= TASK =
Reproduce verbatim the portion of the tensairity text that opens with the words containing "Tensairity is a" and closes with "shop and hospitality.".

= EXERCISE TEXT =
____________

Tensairity is a trademarked term for a light weight structural concept that uses low pressure air to stabilize compression elements against buckling. It employs an ancient foundational splinting structure using inflated airbeams and attached stiffeners or cables that gains mechanical advantages for low mass. The structure modality has been particularly developed by Mauro Pedretti.

Known applications 
Bridges, band stand shells,, geodesic domes, aircraft wing construction, temporary shop and hospitality.

Related technology 

A related structure modality is tensegrity. Conceivably, an ultralightweight structure evacuated of air would float in the atmosphere, much as a buoy floats in water A crushing load is present destabilizing such structures. However, enclosed-air structures perhaps made of tensairity beams in a tensegrity format holding an enveloping skin could be heated by solar energy and interior activity and then become lighter than air, like hot-air balloons. A torus of 72 inch major diameter and 27 inch minor diameter displaces about 5 pounds of atmosphere, so if the torus weighed less than 5 pounds, and was evacuated, it would be buoyant. Buckminster Fuller designed floating cities (air-filled) so lightweight that they would be buoyant only by the effect of solar heat warming the air within to slightly less density than the surrounding air. As domes, they were about 1/2 mile diameter. As floating spheres, the cities would not experience earthquakes.

____________

= DATA LISTING =
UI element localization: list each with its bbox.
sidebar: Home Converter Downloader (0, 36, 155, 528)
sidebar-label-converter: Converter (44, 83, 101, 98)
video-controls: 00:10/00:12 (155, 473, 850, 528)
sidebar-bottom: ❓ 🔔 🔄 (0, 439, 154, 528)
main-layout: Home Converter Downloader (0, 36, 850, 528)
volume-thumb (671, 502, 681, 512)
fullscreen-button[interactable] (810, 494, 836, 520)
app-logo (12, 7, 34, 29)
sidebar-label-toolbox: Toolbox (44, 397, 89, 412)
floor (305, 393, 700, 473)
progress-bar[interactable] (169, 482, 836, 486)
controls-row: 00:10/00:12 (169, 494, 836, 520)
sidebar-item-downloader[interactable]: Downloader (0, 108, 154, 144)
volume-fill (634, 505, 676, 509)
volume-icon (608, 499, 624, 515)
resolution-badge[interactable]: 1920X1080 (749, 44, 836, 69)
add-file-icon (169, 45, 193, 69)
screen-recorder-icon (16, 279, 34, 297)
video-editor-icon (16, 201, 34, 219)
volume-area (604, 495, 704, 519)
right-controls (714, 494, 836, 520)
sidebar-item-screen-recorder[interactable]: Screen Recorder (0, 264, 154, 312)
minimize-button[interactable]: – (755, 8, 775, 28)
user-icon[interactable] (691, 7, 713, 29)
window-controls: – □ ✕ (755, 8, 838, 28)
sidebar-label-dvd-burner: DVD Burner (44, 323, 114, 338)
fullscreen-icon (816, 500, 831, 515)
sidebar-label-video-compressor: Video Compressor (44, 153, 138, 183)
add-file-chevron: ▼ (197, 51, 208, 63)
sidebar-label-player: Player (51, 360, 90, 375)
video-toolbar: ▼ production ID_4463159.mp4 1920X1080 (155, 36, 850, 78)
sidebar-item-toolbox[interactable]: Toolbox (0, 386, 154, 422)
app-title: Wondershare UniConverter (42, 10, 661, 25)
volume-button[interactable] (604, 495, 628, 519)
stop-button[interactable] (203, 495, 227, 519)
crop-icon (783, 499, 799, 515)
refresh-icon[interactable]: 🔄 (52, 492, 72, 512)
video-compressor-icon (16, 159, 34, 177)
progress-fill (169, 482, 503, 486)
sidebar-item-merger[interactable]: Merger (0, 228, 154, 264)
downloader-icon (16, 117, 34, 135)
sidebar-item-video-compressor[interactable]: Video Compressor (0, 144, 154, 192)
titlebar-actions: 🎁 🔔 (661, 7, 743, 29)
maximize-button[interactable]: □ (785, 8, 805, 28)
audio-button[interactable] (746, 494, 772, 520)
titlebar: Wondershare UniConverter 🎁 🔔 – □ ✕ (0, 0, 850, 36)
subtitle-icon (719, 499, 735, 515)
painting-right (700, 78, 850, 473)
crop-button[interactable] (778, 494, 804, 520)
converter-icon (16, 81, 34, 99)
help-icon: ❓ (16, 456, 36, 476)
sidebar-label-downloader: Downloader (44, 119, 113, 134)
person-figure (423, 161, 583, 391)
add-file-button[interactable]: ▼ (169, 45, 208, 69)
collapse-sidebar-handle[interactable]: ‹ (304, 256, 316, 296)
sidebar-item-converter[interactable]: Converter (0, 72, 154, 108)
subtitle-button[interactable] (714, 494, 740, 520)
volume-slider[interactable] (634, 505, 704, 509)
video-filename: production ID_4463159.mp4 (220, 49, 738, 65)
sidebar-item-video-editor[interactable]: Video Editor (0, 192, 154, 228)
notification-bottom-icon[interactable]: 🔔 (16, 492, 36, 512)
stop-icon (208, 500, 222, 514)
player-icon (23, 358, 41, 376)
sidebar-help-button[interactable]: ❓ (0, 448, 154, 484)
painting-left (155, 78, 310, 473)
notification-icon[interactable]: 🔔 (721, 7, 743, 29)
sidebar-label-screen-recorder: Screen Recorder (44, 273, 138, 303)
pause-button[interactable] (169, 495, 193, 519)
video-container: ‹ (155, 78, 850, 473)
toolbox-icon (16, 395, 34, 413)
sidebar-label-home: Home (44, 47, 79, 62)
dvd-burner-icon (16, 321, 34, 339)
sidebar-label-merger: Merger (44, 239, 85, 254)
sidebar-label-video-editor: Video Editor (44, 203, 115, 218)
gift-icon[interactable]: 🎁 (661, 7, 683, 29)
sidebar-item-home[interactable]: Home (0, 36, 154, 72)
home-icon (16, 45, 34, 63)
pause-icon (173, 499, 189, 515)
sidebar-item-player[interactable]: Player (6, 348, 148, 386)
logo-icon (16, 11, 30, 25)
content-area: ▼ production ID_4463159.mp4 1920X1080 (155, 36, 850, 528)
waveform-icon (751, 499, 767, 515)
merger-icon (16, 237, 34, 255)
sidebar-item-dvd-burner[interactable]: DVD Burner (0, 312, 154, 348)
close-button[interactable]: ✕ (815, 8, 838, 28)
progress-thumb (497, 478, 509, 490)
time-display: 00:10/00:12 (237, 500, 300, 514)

____________

= ANSWER AREA =
Tensairity is a trademarked term for a light weight structural concept that uses low pressure air to stabilize compression elements against buckling. It employs an ancient foundational splinting structure using inflated airbeams and attached stiffeners or cables that gains mechanical advantages for low mass. The structure modality has been particularly developed by Mauro Pedretti.

Known applications 
Bridges, band stand shells,, geodesic domes, aircraft wing construction, temporary shop and hospitality.